Data in this exercise:
════════
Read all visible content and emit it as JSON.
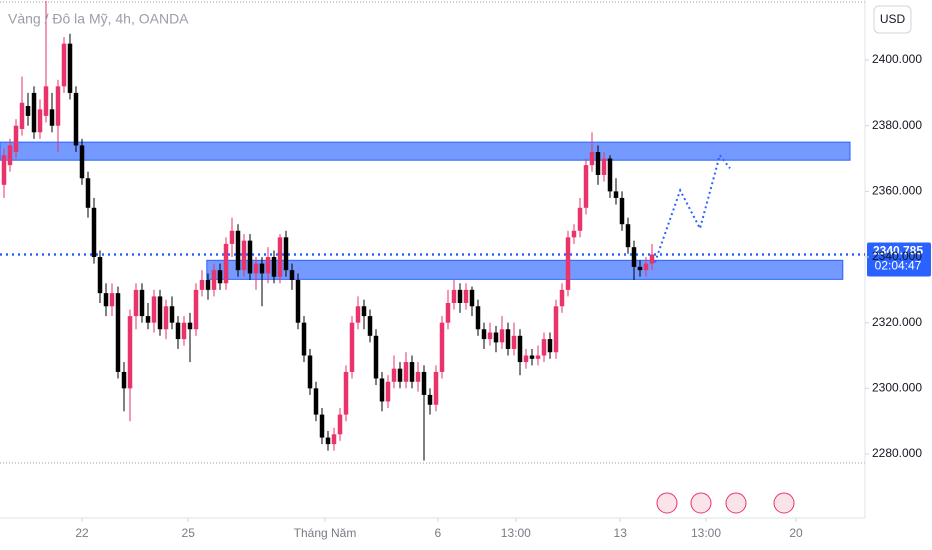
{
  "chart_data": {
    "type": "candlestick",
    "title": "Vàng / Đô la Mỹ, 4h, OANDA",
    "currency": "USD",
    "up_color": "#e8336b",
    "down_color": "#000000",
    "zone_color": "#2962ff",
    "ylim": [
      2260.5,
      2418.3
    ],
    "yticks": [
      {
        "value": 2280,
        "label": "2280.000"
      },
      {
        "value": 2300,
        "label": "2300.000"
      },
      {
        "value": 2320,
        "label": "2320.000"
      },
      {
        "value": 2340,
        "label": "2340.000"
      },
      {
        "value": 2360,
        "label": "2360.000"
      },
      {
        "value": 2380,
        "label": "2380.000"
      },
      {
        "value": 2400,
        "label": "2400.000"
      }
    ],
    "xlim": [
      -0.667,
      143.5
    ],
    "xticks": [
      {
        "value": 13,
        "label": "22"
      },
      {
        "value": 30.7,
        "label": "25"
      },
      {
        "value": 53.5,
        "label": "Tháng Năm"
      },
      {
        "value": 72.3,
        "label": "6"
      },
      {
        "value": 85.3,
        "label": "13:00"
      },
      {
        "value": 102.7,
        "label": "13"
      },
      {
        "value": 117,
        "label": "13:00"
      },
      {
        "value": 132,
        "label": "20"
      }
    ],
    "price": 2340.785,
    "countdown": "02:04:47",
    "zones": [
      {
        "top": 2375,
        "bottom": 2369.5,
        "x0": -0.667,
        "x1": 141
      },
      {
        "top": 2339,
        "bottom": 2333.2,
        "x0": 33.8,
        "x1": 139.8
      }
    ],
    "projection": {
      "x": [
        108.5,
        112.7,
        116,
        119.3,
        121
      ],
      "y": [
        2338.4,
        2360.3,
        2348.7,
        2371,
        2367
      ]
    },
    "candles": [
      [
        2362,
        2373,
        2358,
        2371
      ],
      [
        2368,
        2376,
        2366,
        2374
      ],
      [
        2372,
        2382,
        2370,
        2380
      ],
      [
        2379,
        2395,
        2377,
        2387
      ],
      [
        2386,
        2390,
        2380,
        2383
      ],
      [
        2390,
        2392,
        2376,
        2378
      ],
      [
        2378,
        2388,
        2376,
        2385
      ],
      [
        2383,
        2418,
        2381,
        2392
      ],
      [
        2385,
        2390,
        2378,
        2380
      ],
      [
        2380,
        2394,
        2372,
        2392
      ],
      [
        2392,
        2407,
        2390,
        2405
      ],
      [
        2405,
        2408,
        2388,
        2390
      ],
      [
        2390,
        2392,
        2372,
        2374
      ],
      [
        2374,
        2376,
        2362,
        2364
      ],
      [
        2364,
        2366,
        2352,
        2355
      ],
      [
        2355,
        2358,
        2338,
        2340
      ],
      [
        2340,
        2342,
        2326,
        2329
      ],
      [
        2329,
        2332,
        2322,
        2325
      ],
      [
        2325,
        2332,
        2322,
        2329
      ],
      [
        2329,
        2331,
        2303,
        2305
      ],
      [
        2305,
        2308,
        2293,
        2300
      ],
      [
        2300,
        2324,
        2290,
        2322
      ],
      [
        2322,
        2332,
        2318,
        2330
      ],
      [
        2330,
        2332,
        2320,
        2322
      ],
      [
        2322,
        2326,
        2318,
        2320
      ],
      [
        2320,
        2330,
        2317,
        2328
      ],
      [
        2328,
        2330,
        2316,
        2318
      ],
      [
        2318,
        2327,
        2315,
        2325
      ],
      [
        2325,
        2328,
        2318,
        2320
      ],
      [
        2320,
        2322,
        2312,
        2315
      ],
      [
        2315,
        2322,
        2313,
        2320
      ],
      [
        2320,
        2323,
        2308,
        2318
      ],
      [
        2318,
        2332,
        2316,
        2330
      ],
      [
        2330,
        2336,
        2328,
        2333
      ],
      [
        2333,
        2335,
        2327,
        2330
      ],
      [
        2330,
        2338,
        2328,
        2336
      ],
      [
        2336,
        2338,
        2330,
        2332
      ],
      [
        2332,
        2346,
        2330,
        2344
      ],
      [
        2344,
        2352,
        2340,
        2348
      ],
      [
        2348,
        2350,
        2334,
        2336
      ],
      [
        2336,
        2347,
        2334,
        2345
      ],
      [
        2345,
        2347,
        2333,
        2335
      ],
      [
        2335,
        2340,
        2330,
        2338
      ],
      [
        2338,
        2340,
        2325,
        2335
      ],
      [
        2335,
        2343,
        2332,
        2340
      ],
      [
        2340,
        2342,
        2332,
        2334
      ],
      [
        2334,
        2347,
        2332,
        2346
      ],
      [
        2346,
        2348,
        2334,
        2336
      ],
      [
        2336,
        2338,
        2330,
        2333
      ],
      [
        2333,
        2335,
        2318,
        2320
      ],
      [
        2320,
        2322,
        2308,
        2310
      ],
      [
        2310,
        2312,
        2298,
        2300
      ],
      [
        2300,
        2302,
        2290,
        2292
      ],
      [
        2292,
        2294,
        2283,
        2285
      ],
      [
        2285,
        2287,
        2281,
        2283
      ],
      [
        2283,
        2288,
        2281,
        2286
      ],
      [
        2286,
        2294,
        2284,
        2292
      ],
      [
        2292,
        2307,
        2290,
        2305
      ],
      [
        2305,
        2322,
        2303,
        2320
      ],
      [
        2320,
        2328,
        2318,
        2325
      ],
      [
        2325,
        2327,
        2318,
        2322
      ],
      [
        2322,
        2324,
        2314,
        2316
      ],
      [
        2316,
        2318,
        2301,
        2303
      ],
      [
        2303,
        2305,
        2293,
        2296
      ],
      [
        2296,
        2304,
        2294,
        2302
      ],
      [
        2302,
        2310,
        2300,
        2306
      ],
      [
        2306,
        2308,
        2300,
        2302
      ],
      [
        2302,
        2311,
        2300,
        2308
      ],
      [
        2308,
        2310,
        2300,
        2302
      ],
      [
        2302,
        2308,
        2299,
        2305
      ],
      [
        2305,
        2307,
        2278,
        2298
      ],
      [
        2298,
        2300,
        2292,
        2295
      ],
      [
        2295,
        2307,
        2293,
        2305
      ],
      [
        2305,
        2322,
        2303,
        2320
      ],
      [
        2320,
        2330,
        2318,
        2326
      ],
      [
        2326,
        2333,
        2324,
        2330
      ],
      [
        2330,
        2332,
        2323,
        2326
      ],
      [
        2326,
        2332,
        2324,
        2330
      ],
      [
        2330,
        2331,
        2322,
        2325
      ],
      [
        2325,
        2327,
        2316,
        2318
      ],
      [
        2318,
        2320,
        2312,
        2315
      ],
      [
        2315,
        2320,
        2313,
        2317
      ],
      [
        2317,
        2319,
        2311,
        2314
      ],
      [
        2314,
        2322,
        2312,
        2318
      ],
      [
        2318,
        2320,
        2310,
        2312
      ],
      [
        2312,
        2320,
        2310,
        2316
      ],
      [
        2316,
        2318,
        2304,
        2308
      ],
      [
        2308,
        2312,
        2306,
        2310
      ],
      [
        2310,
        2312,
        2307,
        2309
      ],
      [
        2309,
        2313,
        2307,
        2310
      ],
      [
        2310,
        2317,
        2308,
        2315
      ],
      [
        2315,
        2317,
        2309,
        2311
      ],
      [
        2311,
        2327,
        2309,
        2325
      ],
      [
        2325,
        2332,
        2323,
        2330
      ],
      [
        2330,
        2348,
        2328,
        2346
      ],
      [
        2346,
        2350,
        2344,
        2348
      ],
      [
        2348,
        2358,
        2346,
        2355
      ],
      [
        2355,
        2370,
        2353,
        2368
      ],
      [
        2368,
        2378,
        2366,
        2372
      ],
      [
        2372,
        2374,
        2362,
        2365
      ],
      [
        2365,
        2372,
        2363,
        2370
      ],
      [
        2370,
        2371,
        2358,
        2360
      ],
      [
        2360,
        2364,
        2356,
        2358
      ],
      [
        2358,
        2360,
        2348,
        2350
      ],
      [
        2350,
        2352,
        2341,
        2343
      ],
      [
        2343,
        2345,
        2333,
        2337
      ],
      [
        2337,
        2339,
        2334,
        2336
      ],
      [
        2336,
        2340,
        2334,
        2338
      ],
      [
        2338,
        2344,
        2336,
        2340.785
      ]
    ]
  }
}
════════
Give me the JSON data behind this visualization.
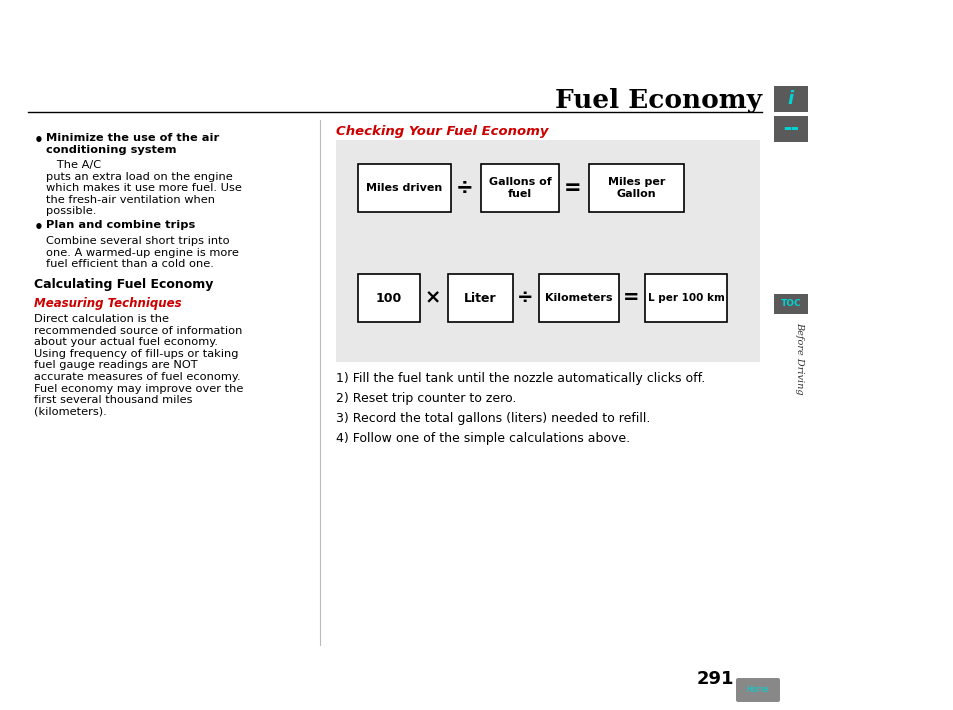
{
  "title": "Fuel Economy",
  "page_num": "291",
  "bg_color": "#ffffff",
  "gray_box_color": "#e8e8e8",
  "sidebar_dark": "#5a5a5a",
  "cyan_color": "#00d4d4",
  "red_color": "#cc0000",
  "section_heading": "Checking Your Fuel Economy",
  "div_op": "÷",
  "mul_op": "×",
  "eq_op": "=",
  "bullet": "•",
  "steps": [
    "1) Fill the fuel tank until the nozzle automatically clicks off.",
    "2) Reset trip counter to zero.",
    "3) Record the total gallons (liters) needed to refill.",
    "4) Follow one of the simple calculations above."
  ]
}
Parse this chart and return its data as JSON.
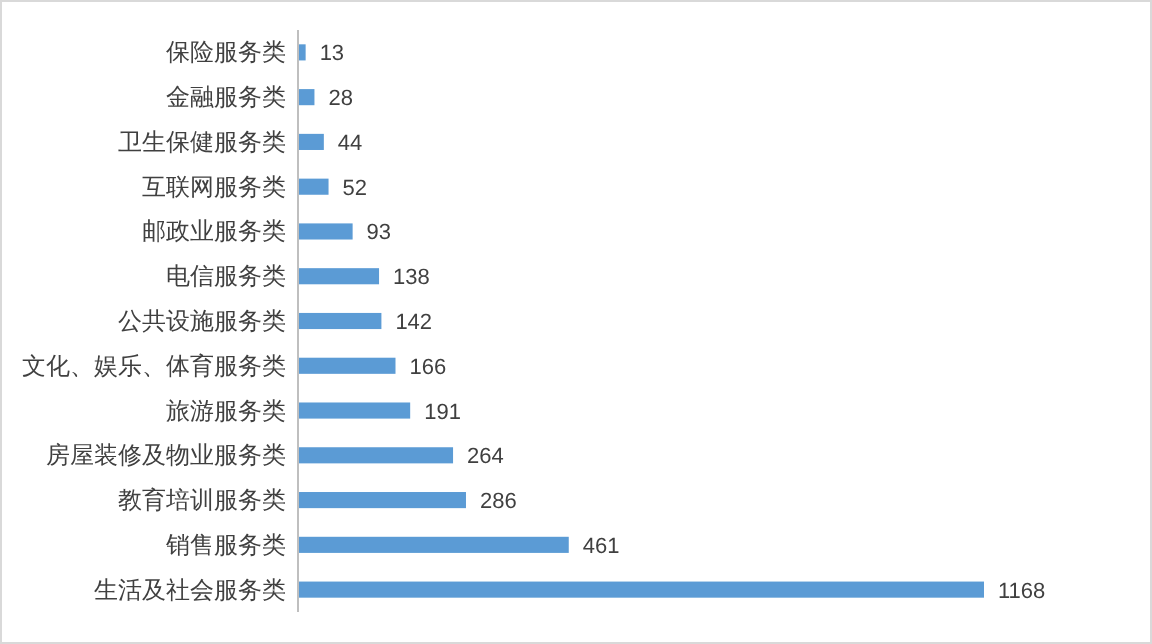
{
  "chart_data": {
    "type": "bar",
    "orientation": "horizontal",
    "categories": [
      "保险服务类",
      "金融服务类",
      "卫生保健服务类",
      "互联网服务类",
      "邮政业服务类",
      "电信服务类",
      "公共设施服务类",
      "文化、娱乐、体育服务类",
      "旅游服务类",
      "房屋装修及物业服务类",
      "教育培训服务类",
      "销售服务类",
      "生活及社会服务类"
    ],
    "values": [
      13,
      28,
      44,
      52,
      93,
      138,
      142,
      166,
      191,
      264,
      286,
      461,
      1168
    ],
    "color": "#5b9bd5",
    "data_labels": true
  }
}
════════
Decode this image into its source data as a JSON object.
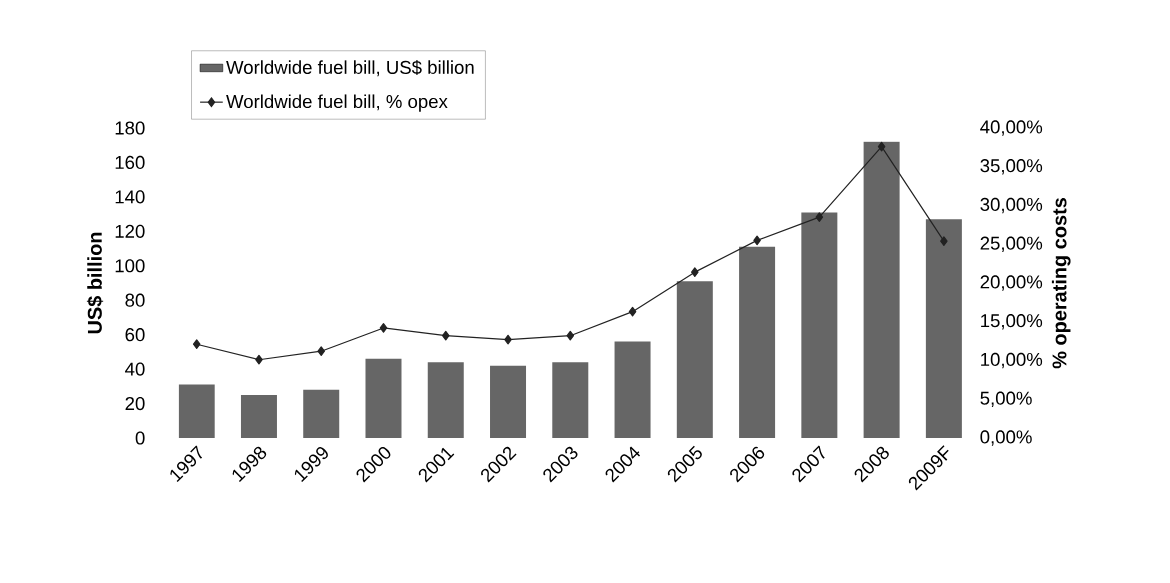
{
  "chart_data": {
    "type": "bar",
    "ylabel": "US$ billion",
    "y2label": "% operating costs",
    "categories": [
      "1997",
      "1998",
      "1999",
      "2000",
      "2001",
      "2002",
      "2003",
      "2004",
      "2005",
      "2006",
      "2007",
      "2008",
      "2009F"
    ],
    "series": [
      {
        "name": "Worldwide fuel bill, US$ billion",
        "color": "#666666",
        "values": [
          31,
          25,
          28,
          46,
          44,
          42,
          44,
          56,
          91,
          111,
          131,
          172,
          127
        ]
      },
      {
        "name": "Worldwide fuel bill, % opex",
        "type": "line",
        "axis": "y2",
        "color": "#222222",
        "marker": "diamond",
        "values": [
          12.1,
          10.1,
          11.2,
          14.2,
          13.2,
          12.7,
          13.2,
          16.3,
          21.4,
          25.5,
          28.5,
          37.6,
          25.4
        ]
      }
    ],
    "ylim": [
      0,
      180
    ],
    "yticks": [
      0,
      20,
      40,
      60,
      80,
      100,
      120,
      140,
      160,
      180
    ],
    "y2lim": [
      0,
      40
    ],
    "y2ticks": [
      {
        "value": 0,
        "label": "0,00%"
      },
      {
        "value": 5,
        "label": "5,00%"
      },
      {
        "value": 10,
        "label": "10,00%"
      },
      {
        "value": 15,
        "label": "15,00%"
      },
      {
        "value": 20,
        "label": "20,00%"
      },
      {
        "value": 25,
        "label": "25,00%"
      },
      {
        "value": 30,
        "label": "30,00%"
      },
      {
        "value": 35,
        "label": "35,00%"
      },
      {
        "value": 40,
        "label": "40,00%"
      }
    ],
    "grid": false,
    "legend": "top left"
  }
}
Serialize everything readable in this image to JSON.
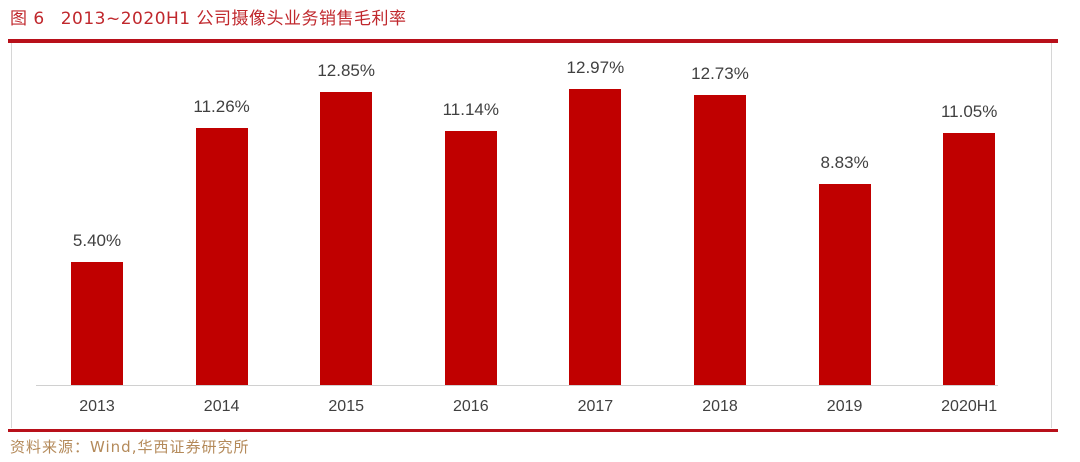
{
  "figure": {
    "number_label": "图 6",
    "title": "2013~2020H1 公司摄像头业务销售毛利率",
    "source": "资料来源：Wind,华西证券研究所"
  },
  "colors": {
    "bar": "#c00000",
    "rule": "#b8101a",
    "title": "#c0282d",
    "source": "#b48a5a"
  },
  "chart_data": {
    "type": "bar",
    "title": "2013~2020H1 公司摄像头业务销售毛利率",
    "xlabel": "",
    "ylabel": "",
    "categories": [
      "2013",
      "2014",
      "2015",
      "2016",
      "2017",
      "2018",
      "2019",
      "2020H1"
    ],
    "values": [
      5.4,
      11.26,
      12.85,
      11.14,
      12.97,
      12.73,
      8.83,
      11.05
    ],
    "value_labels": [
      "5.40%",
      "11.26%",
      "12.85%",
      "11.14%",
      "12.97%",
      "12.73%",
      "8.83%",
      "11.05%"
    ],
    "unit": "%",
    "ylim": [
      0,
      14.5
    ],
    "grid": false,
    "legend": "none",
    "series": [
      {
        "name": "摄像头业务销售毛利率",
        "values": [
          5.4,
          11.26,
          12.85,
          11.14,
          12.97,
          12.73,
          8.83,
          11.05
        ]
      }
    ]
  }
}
════════
Short exercise: Search the records for the string "JSON" and return every line in which it occurs.

The result:
Read all visible content and emit it as JSON.
Give me the JSON data behind this visualization.
Parse this chart and return its data as JSON.
Decode this image into its source data as a JSON object.
Serialize everything readable in this image to JSON.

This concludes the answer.